## GIVEN EXERCISE
Extract, from the listing that follows, each line containing the word "отклонении".

[Stored items]
┏━━
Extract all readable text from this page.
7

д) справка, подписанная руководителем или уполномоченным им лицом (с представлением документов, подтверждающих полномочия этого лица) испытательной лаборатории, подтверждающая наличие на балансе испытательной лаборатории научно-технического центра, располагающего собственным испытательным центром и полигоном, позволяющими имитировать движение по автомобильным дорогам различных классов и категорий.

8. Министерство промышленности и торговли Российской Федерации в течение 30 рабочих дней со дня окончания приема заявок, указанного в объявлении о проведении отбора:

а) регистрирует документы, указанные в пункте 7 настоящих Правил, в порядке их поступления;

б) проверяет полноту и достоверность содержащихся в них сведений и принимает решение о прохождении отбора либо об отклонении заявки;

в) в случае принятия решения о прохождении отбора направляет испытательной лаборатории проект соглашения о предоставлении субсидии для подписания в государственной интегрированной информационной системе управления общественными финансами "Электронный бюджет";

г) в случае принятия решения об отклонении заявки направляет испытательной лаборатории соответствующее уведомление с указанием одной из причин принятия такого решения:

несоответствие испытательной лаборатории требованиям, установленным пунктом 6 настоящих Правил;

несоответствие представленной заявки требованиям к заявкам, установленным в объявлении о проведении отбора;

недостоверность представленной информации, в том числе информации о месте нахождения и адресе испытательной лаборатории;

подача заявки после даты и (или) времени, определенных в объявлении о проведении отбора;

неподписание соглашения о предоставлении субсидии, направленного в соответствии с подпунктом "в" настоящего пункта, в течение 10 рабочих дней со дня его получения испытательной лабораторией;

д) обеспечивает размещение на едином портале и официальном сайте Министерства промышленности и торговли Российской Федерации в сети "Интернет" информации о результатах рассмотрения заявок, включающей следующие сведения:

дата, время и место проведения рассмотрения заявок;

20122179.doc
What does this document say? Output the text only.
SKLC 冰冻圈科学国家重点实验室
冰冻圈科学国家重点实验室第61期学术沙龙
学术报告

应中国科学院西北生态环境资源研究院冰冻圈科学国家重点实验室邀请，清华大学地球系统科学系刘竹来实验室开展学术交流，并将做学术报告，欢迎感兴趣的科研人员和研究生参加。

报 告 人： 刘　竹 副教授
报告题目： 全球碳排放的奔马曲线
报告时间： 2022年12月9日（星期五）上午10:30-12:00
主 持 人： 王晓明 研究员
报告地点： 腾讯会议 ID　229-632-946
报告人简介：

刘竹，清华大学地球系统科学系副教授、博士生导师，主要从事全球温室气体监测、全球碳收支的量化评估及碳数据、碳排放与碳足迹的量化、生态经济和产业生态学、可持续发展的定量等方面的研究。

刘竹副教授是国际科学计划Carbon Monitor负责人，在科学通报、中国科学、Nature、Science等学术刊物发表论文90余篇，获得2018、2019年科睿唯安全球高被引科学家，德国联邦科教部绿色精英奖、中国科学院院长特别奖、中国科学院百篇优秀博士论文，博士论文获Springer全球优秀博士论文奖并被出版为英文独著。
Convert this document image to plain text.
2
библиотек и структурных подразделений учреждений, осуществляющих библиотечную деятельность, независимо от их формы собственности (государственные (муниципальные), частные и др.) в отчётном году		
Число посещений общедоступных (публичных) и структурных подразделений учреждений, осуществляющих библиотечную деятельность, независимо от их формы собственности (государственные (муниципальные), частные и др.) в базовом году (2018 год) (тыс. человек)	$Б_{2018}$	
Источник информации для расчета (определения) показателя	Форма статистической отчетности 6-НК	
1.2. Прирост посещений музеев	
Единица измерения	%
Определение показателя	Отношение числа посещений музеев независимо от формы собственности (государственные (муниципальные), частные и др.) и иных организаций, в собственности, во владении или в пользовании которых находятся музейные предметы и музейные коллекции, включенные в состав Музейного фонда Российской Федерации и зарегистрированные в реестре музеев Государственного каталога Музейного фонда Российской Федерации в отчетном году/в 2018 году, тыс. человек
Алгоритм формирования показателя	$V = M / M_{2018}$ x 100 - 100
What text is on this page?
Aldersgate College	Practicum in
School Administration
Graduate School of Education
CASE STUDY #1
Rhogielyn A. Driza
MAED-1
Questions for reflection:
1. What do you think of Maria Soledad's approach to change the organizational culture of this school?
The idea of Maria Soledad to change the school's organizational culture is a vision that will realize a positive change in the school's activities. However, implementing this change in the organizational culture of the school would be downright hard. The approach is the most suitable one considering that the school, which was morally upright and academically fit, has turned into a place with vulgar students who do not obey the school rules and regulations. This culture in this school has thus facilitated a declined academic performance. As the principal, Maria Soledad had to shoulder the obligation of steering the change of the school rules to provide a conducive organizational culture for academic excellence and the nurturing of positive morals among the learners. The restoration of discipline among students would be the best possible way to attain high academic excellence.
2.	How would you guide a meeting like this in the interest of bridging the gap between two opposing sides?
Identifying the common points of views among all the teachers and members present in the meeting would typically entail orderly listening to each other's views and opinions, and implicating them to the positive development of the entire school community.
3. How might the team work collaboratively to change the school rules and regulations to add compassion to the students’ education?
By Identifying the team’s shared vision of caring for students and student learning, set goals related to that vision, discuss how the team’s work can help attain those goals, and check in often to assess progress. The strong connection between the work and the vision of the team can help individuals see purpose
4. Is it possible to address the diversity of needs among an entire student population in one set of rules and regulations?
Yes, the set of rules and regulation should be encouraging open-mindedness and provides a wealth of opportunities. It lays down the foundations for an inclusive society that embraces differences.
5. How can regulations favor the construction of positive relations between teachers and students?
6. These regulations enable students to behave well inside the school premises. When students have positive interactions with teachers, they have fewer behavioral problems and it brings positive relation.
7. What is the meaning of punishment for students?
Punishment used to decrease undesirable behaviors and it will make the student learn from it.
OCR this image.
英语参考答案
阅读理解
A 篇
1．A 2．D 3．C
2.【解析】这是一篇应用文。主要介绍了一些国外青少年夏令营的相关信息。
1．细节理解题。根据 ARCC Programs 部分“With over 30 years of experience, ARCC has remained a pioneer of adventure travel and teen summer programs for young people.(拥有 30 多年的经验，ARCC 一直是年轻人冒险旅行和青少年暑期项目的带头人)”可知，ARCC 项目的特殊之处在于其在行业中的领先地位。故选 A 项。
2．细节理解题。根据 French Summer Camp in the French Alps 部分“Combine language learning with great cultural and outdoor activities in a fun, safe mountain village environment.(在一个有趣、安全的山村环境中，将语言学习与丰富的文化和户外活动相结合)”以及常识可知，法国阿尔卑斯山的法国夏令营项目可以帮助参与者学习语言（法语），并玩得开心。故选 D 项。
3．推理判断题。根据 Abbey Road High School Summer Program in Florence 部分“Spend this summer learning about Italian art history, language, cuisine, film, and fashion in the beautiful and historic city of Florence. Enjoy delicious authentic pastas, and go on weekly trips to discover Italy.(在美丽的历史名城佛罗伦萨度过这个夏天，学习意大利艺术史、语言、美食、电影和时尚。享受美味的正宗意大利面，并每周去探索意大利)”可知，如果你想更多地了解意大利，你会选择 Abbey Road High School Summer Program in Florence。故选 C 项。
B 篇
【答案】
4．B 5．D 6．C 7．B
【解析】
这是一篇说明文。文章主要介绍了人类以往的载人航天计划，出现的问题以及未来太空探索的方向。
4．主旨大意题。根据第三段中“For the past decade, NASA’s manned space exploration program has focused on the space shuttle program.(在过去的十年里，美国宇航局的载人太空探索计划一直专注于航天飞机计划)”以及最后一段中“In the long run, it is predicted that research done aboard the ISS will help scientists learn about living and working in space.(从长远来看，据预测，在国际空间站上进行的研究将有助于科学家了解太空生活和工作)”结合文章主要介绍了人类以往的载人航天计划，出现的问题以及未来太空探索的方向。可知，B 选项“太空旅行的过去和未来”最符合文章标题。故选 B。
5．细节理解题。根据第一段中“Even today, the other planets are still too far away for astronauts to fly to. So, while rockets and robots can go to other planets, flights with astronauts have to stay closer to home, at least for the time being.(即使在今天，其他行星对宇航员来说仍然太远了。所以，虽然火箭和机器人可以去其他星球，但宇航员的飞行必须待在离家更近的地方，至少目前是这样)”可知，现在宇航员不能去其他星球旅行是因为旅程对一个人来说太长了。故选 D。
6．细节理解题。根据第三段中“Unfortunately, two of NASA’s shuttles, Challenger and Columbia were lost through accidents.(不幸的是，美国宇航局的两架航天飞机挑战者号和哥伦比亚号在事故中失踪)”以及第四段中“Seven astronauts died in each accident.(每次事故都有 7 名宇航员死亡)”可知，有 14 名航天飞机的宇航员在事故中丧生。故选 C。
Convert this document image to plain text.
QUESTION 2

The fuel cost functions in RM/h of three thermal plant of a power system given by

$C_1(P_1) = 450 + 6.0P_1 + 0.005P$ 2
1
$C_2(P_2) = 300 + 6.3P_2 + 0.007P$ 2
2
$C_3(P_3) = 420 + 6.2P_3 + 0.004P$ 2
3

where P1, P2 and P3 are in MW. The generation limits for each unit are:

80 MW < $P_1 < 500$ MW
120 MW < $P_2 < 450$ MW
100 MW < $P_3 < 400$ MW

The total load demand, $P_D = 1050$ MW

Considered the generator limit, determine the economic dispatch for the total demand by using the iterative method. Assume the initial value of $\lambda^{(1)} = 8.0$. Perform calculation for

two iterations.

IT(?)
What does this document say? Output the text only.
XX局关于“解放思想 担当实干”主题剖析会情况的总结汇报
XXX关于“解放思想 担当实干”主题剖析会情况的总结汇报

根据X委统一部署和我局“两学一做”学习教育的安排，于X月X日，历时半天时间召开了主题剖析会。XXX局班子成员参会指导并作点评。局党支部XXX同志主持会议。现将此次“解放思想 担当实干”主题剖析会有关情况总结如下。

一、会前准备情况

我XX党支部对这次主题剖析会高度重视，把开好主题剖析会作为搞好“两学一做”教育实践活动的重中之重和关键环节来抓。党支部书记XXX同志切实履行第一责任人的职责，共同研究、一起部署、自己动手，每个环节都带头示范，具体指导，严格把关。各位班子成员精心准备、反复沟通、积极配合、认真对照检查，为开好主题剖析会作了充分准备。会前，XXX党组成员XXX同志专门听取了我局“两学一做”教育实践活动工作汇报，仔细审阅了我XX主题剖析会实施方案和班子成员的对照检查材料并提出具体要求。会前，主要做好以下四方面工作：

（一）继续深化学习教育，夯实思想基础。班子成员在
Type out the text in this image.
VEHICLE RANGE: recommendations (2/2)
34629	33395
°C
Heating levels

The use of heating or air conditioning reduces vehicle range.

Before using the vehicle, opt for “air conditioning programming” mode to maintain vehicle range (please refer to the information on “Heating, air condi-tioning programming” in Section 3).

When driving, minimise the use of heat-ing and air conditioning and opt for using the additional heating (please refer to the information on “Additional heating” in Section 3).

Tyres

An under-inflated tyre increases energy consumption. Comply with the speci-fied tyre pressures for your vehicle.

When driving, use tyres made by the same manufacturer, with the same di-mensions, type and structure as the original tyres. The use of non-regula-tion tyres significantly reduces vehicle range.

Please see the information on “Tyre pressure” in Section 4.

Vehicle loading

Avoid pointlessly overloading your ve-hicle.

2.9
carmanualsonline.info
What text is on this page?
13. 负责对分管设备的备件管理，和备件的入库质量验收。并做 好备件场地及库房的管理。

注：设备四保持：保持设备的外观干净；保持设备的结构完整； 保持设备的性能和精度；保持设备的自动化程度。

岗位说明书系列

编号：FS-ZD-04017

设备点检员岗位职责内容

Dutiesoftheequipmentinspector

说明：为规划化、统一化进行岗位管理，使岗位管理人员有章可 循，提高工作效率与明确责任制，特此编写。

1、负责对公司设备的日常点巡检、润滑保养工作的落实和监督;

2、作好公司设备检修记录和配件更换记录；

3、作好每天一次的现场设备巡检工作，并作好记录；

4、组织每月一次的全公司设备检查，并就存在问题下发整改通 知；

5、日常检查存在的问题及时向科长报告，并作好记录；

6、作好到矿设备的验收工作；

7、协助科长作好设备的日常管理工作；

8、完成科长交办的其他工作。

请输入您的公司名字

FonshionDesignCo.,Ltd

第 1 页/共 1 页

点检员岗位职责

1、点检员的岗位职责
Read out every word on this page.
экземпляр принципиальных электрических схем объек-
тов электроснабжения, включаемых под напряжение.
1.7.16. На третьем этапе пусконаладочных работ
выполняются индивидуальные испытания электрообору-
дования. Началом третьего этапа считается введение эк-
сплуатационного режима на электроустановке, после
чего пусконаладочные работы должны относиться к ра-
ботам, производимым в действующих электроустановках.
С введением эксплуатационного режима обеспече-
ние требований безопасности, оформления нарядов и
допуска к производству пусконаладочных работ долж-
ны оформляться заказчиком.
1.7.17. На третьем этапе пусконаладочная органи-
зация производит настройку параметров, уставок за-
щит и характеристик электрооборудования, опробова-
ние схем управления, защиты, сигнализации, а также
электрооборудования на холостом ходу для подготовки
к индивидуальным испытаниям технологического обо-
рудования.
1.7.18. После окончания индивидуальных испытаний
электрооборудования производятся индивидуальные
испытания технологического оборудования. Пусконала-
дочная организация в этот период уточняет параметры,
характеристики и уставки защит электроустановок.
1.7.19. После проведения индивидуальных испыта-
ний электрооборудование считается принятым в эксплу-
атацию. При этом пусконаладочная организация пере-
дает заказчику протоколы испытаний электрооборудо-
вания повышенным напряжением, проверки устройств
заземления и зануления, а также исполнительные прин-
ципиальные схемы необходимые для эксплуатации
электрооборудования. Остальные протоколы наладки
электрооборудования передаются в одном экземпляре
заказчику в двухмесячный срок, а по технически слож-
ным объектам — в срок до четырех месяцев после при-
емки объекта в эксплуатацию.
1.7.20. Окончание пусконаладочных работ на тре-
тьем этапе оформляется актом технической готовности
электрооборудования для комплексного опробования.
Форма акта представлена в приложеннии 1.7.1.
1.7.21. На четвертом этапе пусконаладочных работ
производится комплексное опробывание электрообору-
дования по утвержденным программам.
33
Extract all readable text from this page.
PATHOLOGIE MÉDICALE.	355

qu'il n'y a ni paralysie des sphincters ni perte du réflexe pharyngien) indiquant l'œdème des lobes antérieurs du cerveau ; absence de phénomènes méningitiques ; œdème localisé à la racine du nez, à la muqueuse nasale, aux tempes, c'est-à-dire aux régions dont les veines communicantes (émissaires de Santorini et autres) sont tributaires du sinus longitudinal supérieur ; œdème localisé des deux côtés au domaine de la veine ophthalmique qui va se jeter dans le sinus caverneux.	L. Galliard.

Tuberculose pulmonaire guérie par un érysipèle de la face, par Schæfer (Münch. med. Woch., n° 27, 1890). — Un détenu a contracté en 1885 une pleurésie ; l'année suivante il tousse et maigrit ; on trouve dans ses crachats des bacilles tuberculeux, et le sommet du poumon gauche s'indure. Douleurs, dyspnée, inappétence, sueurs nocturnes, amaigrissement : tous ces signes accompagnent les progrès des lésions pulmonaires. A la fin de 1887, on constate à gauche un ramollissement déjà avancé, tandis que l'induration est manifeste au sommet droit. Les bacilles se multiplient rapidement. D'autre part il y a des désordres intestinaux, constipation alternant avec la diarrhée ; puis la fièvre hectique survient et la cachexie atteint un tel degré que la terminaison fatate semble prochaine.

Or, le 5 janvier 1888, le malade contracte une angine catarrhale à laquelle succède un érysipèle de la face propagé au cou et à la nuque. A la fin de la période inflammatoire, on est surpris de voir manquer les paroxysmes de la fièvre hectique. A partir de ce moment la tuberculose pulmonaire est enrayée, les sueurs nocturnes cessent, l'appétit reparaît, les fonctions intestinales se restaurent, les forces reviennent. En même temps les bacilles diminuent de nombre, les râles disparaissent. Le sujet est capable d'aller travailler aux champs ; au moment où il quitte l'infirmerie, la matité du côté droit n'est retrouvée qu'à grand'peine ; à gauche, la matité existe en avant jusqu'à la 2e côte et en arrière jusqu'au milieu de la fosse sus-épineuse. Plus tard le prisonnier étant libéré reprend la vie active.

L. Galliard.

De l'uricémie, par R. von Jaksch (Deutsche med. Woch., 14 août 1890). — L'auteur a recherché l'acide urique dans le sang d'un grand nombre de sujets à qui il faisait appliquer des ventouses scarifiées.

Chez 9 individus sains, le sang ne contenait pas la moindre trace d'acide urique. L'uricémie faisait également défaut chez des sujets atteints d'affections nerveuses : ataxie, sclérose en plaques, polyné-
┗━━
## WRITTEN SOLUTION
б) проверяет полноту и достоверность содержащихся в них сведений и принимает решение о прохождении отбора либо об отклонении заявки;
г) в случае принятия решения об отклонении заявки направляет испытательной лаборатории соответствующее уведомление с указанием одной из причин принятия такого решения:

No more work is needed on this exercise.